◆ **Task instructions**
The complete listing should be restated exactly.

◆ **Record list**
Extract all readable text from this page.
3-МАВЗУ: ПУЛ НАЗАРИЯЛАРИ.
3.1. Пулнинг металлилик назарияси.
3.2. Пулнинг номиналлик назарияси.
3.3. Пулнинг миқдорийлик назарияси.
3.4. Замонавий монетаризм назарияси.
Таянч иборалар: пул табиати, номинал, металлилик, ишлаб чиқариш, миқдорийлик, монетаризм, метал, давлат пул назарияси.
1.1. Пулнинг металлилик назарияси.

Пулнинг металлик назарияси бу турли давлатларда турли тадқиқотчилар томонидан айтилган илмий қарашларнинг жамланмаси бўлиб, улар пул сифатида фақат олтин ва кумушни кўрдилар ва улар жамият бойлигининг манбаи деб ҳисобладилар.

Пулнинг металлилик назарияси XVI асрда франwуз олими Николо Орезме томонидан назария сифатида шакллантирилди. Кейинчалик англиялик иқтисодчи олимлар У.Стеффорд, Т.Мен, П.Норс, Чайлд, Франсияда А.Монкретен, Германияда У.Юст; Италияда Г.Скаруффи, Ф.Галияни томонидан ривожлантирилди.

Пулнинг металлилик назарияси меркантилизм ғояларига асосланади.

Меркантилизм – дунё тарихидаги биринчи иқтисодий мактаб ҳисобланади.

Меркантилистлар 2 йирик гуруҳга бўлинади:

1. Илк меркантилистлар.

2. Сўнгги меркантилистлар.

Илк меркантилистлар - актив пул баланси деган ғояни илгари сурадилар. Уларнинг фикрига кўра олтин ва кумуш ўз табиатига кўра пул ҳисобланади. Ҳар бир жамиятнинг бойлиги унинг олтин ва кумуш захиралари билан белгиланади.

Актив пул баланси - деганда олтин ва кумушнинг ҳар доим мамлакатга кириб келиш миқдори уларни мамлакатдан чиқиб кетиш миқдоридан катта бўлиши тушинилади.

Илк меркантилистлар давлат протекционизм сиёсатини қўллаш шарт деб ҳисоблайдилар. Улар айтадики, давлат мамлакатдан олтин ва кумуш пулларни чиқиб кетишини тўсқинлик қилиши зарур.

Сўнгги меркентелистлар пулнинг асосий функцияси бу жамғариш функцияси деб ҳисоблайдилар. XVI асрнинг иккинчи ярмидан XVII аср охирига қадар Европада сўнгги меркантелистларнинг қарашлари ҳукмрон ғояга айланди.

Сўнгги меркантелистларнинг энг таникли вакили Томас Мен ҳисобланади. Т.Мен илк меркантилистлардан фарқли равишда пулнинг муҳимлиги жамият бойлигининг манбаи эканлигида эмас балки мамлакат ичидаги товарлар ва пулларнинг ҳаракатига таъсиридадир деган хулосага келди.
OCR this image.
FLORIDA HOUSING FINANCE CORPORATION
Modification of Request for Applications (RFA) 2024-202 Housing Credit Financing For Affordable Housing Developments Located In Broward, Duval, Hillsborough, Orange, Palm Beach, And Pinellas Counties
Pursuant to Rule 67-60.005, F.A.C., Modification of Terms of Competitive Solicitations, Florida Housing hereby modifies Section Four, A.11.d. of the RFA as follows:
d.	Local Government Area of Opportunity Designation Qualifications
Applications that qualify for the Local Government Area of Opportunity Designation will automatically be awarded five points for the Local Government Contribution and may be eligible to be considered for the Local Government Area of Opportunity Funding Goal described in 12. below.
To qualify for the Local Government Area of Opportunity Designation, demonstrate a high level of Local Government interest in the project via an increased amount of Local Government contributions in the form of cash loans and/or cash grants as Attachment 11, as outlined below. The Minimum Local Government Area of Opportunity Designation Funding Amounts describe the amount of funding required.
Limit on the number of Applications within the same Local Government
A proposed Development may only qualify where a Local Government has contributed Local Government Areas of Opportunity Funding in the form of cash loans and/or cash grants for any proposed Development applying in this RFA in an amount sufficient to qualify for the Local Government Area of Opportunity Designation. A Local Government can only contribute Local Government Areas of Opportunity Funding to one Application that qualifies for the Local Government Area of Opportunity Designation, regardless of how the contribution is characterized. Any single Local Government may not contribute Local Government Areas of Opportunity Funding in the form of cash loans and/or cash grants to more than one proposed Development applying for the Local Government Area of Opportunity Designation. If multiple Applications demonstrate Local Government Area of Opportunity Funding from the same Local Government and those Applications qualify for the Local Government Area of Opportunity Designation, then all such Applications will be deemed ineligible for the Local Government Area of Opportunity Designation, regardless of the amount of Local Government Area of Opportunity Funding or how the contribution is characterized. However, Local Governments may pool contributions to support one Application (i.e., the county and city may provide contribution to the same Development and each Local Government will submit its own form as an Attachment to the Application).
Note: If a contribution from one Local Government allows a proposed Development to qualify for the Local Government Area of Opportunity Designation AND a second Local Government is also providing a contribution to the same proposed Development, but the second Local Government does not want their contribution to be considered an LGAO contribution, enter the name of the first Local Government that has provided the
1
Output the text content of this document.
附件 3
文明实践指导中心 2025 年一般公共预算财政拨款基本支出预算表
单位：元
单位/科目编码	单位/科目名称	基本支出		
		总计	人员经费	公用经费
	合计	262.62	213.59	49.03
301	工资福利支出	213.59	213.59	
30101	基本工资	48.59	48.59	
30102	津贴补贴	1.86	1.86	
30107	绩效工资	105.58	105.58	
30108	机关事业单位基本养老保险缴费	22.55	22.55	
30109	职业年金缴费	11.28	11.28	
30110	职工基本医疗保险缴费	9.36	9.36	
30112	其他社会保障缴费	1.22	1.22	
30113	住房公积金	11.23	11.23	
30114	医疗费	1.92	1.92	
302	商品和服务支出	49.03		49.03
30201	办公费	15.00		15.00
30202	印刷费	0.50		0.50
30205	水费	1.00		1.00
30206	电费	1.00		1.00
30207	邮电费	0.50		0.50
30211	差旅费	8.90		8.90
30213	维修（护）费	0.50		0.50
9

◆ **Response to this task**
Extract all readable text from this page.
3-МАВЗУ: ПУЛ НАЗАРИЯЛАРИ.
3.1. Пулнинг металлилик назарияси.
3.2. Пулнинг номиналлик назарияси.
3.3. Пулнинг миқдорийлик назарияси.
3.4. Замонавий монетаризм назарияси.
Таянч иборалар: пул табиати, номинал, металлилик, ишлаб чиқариш, миқдорийлик, монетаризм, метал, давлат пул назарияси.
1.1. Пулнинг металлилик назарияси.

Пулнинг металлик назарияси бу турли давлатларда турли тадқиқотчилар томонидан айтилган илмий қарашларнинг жамланмаси бўлиб, улар пул сифатида фақат олтин ва кумушни кўрдилар ва улар жамият бойлигининг манбаи деб ҳисобладилар.

Пулнинг металлилик назарияси XVI асрда франwуз олими Николо Орезме томонидан назария сифатида шакллантирилди. Кейинчалик англиялик иқтисодчи олимлар У.Стеффорд, Т.Мен, П.Норс, Чайлд, Франсияда А.Монкретен, Германияда У.Юст; Италияда Г.Скаруффи, Ф.Галияни томонидан ривожлантирилди.

Пулнинг металлилик назарияси меркантилизм ғояларига асосланади.

Меркантилизм – дунё тарихидаги биринчи иқтисодий мактаб ҳисобланади.

Меркантилистлар 2 йирик гуруҳга бўлинади:

1. Илк меркантилистлар.

2. Сўнгги меркантилистлар.

Илк меркантилистлар - актив пул баланси деган ғояни илгари сурадилар. Уларнинг фикрига кўра олтин ва кумуш ўз табиатига кўра пул ҳисобланади. Ҳар бир жамиятнинг бойлиги унинг олтин ва кумуш захиралари билан белгиланади.

Актив пул баланси - деганда олтин ва кумушнинг ҳар доим мамлакатга кириб келиш миқдори уларни мамлакатдан чиқиб кетиш миқдоридан катта бўлиши тушинилади.

Илк меркантилистлар давлат протекционизм сиёсатини қўллаш шарт деб ҳисоблайдилар. Улар айтадики, давлат мамлакатдан олтин ва кумуш пулларни чиқиб кетишини тўсқинлик қилиши зарур.

Сўнгги меркентелистлар пулнинг асосий функцияси бу жамғариш функцияси деб ҳисоблайдилар. XVI асрнинг иккинчи ярмидан XVII аср охирига қадар Европада сўнгги меркантелистларнинг қарашлари ҳукмрон ғояга айланди.

Сўнгги меркантелистларнинг энг таникли вакили Томас Мен ҳисобланади. Т.Мен илк меркантилистлардан фарқли равишда пулнинг муҳимлиги жамият бойлигининг манбаи эканлигида эмас балки мамлакат ичидаги товарлар ва пулларнинг ҳаракатига таъсиридадир деган хулосага келди.
OCR this image.
FLORIDA HOUSING FINANCE CORPORATION
Modification of Request for Applications (RFA) 2024-202 Housing Credit Financing For Affordable Housing Developments Located In Broward, Duval, Hillsborough, Orange, Palm Beach, And Pinellas Counties
Pursuant to Rule 67-60.005, F.A.C., Modification of Terms of Competitive Solicitations, Florida Housing hereby modifies Section Four, A.11.d. of the RFA as follows:
d.	Local Government Area of Opportunity Designation Qualifications
Applications that qualify for the Local Government Area of Opportunity Designation will automatically be awarded five points for the Local Government Contribution and may be eligible to be considered for the Local Government Area of Opportunity Funding Goal described in 12. below.
To qualify for the Local Government Area of Opportunity Designation, demonstrate a high level of Local Government interest in the project via an increased amount of Local Government contributions in the form of cash loans and/or cash grants as Attachment 11, as outlined below. The Minimum Local Government Area of Opportunity Designation Funding Amounts describe the amount of funding required.
Limit on the number of Applications within the same Local Government
A proposed Development may only qualify where a Local Government has contributed Local Government Areas of Opportunity Funding in the form of cash loans and/or cash grants for any proposed Development applying in this RFA in an amount sufficient to qualify for the Local Government Area of Opportunity Designation. A Local Government can only contribute Local Government Areas of Opportunity Funding to one Application that qualifies for the Local Government Area of Opportunity Designation, regardless of how the contribution is characterized. Any single Local Government may not contribute Local Government Areas of Opportunity Funding in the form of cash loans and/or cash grants to more than one proposed Development applying for the Local Government Area of Opportunity Designation. If multiple Applications demonstrate Local Government Area of Opportunity Funding from the same Local Government and those Applications qualify for the Local Government Area of Opportunity Designation, then all such Applications will be deemed ineligible for the Local Government Area of Opportunity Designation, regardless of the amount of Local Government Area of Opportunity Funding or how the contribution is characterized. However, Local Governments may pool contributions to support one Application (i.e., the county and city may provide contribution to the same Development and each Local Government will submit its own form as an Attachment to the Application).
Note: If a contribution from one Local Government allows a proposed Development to qualify for the Local Government Area of Opportunity Designation AND a second Local Government is also providing a contribution to the same proposed Development, but the second Local Government does not want their contribution to be considered an LGAO contribution, enter the name of the first Local Government that has provided the
1
Output the text content of this document.
附件 3
文明实践指导中心 2025 年一般公共预算财政拨款基本支出预算表
单位：元
单位/科目编码	单位/科目名称	基本支出		
		总计	人员经费	公用经费
	合计	262.62	213.59	49.03
301	工资福利支出	213.59	213.59	
30101	基本工资	48.59	48.59	
30102	津贴补贴	1.86	1.86	
30107	绩效工资	105.58	105.58	
30108	机关事业单位基本养老保险缴费	22.55	22.55	
30109	职业年金缴费	11.28	11.28	
30110	职工基本医疗保险缴费	9.36	9.36	
30112	其他社会保障缴费	1.22	1.22	
30113	住房公积金	11.23	11.23	
30114	医疗费	1.92	1.92	
302	商品和服务支出	49.03		49.03
30201	办公费	15.00		15.00
30202	印刷费	0.50		0.50
30205	水费	1.00		1.00
30206	电费	1.00		1.00
30207	邮电费	0.50		0.50
30211	差旅费	8.90		8.90
30213	维修（护）费	0.50		0.50
9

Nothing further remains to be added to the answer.